* START *

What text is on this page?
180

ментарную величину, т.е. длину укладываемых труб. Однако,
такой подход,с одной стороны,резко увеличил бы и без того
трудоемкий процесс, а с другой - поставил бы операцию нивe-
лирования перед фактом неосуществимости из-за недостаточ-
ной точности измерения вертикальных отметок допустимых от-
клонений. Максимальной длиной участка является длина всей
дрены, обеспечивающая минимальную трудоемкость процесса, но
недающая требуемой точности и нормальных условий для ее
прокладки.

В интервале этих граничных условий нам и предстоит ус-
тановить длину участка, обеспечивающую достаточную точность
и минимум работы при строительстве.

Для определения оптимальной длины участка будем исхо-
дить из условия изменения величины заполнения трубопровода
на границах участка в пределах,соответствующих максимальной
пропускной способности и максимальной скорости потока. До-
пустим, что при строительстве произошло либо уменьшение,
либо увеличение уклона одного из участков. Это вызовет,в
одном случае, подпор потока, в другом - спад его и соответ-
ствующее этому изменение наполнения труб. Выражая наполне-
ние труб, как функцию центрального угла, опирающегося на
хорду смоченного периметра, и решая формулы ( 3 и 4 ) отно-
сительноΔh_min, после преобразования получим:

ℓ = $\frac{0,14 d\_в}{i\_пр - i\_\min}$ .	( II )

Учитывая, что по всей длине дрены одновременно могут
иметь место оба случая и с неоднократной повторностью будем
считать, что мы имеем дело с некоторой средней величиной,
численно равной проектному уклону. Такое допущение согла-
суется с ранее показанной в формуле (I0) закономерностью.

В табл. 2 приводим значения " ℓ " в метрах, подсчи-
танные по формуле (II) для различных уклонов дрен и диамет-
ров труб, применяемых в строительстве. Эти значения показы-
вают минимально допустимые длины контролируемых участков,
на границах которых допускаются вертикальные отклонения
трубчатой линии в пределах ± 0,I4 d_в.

* END *

Stated problem:
Emit the full listing verbatim.

The response:
What text is on this page?
180

ментарную величину, т.е. длину укладываемых труб. Однако,
такой подход,с одной стороны,резко увеличил бы и без того
трудоемкий процесс, а с другой - поставил бы операцию нивe-
лирования перед фактом неосуществимости из-за недостаточ-
ной точности измерения вертикальных отметок допустимых от-
клонений. Максимальной длиной участка является длина всей
дрены, обеспечивающая минимальную трудоемкость процесса, но
недающая требуемой точности и нормальных условий для ее
прокладки.

В интервале этих граничных условий нам и предстоит ус-
тановить длину участка, обеспечивающую достаточную точность
и минимум работы при строительстве.

Для определения оптимальной длины участка будем исхо-
дить из условия изменения величины заполнения трубопровода
на границах участка в пределах,соответствующих максимальной
пропускной способности и максимальной скорости потока. До-
пустим, что при строительстве произошло либо уменьшение,
либо увеличение уклона одного из участков. Это вызовет,в
одном случае, подпор потока, в другом - спад его и соответ-
ствующее этому изменение наполнения труб. Выражая наполне-
ние труб, как функцию центрального угла, опирающегося на
хорду смоченного периметра, и решая формулы ( 3 и 4 ) отно-
сительноΔh_min, после преобразования получим:

ℓ = $\frac{0,14 d\_в}{i\_пр - i\_\min}$ .	( II )

Учитывая, что по всей длине дрены одновременно могут
иметь место оба случая и с неоднократной повторностью будем
считать, что мы имеем дело с некоторой средней величиной,
численно равной проектному уклону. Такое допущение согла-
суется с ранее показанной в формуле (I0) закономерностью.

В табл. 2 приводим значения " ℓ " в метрах, подсчи-
танные по формуле (II) для различных уклонов дрен и диамет-
ров труб, применяемых в строительстве. Эти значения показы-
вают минимально допустимые длины контролируемых участков,
на границах которых допускаются вертикальные отклонения
трубчатой линии в пределах ± 0,I4 d_в.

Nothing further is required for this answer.